_REQUIREMENTS_:
Copy out every line in the entries below that includes "JSON".

_EXERCISE MATERIALS_:

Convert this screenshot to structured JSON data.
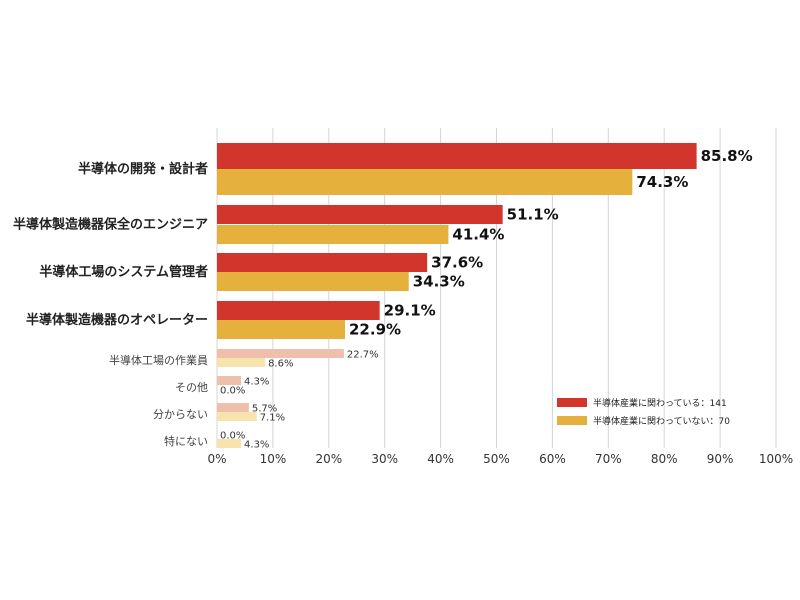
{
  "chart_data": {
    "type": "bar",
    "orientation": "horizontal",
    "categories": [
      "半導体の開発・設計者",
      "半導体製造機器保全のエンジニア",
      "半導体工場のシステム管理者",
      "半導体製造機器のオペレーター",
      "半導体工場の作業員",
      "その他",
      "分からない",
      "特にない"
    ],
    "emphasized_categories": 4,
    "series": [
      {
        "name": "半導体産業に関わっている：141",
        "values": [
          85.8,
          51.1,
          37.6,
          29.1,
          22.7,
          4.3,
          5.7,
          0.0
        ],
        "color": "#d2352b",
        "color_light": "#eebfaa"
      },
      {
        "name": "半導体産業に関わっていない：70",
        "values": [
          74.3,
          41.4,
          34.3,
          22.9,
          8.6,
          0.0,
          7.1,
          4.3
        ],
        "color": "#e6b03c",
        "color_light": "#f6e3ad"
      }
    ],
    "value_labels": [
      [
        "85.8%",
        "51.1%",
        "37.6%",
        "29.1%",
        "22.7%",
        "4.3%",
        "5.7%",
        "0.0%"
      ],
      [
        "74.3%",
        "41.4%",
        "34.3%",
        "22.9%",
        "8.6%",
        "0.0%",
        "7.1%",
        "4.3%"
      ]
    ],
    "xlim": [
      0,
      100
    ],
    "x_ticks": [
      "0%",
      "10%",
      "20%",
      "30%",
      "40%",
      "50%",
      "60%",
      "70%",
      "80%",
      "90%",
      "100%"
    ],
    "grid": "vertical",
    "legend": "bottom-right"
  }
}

...

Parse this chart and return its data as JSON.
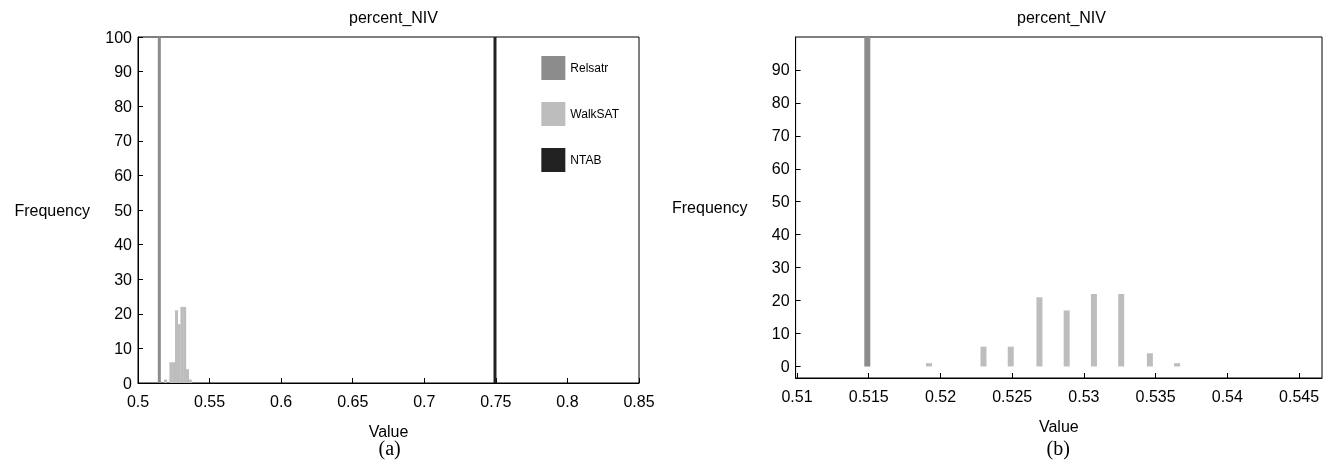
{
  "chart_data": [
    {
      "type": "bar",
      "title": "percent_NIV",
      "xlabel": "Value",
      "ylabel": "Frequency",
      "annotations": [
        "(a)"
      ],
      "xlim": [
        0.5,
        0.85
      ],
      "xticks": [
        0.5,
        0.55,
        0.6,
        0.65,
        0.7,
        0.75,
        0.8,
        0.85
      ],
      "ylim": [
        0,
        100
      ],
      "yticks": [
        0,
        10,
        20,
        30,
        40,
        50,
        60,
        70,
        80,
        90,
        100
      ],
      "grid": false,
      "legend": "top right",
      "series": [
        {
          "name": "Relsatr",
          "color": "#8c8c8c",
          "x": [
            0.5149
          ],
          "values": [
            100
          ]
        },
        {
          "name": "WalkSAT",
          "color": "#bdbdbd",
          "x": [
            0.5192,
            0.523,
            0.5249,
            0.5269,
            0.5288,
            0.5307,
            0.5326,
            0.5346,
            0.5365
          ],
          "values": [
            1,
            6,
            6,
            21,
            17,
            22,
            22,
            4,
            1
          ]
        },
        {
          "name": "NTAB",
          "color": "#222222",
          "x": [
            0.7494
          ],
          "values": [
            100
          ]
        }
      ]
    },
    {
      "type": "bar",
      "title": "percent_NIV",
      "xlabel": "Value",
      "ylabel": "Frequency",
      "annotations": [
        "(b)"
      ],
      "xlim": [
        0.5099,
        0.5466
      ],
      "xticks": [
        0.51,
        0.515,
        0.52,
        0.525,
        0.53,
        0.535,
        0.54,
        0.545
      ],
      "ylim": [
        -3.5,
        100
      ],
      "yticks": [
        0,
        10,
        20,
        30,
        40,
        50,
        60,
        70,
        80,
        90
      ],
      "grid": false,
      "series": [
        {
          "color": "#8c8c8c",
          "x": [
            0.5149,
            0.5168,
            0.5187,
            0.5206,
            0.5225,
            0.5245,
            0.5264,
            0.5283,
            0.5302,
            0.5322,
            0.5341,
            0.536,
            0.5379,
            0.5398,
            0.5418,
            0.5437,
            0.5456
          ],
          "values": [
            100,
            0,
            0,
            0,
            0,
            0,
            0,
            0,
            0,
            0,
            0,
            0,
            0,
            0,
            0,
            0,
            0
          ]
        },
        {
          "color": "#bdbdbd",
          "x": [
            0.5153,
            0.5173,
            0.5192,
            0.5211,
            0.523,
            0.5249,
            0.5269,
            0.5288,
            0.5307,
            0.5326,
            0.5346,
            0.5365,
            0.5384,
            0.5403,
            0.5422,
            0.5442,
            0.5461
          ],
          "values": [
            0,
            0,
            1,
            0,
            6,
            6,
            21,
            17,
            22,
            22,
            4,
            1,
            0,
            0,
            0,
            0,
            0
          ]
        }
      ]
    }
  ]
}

--

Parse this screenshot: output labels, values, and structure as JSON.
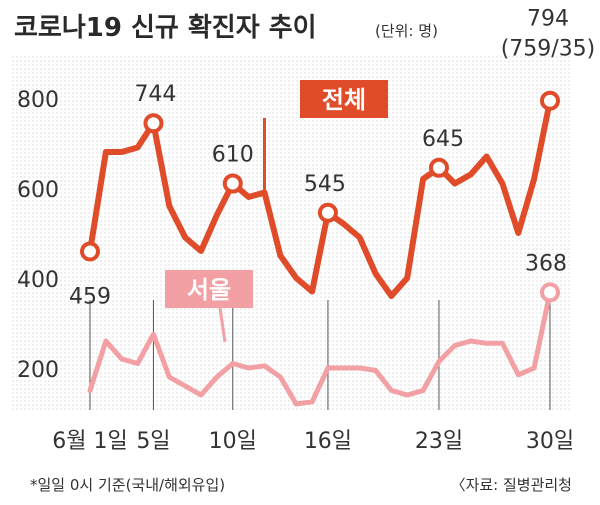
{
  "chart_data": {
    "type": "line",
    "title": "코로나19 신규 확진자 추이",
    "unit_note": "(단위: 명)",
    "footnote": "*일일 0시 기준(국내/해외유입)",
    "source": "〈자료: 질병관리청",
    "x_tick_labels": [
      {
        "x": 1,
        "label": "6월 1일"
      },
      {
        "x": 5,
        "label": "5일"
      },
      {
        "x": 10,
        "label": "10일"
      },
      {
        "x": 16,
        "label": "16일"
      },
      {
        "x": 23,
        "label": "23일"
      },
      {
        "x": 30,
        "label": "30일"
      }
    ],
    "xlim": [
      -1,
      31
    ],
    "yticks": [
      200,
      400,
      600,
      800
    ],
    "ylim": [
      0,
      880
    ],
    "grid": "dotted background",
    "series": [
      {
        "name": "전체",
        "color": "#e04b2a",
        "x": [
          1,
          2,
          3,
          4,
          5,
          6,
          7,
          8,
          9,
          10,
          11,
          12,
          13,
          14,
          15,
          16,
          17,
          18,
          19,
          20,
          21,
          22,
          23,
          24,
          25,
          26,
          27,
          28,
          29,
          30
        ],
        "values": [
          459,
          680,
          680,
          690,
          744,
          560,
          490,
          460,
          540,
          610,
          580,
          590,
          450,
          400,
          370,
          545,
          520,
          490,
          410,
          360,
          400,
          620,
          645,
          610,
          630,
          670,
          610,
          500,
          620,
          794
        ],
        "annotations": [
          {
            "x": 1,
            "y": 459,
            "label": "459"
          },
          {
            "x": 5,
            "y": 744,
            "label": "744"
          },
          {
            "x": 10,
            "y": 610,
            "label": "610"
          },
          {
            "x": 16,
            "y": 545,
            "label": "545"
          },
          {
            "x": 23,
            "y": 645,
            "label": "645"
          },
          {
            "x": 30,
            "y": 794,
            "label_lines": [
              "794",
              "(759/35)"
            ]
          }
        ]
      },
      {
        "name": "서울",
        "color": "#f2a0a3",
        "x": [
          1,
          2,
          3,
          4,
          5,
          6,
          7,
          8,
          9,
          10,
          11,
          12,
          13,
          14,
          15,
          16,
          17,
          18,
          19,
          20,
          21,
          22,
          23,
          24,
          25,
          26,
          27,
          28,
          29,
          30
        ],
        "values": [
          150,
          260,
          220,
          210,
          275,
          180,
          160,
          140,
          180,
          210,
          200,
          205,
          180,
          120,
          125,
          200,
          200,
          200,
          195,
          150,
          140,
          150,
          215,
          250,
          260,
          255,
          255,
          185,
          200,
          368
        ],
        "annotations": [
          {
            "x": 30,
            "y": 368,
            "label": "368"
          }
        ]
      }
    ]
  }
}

_COMPLETE ANSWER_:
Convert this screenshot to structured JSON data.
Parse this chart and return its data as JSON.
Parse this screenshot: output labels, values, and structure as JSON.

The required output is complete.